__What is asked__:
Copy out the whole listing exactly as written, leaving the pictures behind.

__Given information__:

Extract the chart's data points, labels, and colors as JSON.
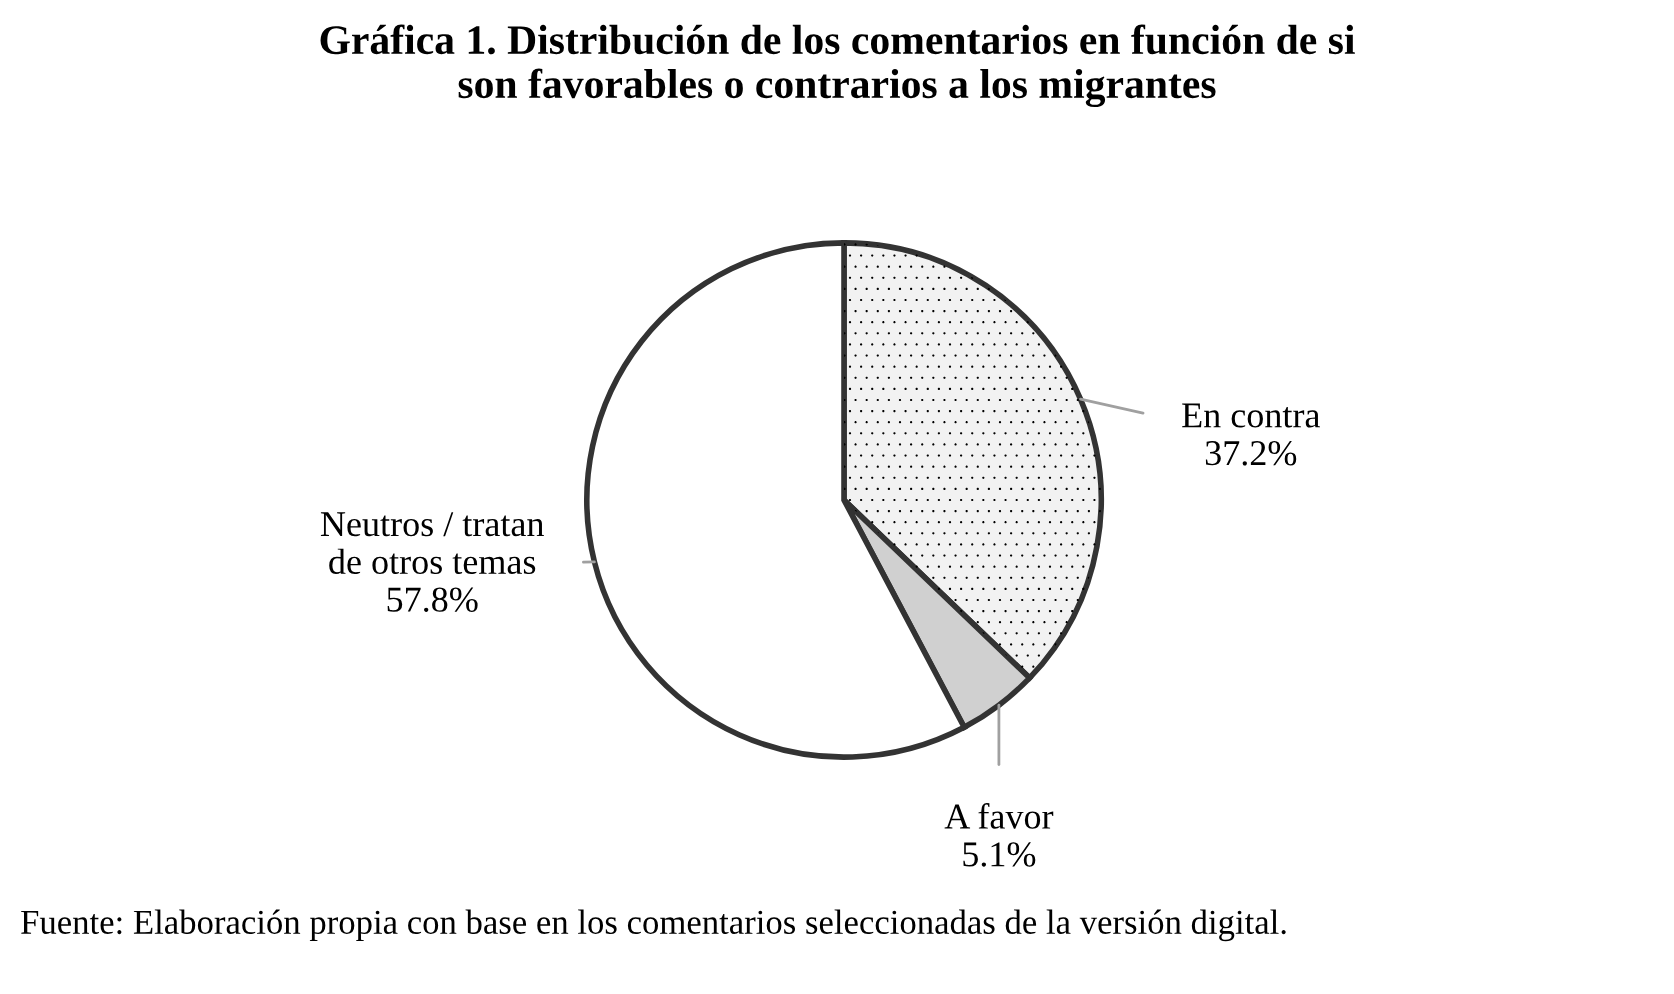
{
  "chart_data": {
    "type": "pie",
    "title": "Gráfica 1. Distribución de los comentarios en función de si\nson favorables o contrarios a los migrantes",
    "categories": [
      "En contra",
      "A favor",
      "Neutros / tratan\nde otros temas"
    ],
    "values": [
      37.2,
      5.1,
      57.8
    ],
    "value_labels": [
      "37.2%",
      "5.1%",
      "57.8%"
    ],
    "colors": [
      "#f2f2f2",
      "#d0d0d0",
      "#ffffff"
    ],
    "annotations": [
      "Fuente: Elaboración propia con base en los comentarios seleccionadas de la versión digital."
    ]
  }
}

__Expected output__:
Extract the chart's data points, labels, and colors as JSON.
{
  "chart_data": {
    "type": "pie",
    "title": "Gráfica 1. Distribución de los comentarios en función de si\nson favorables o contrarios a los migrantes",
    "categories": [
      "En contra",
      "A favor",
      "Neutros / tratan\nde otros temas"
    ],
    "values": [
      37.2,
      5.1,
      57.8
    ],
    "value_labels": [
      "37.2%",
      "5.1%",
      "57.8%"
    ],
    "colors": [
      "#f2f2f2",
      "#d0d0d0",
      "#ffffff"
    ],
    "annotations": [
      "Fuente: Elaboración propia con base en los comentarios seleccionadas de la versión digital."
    ]
  }
}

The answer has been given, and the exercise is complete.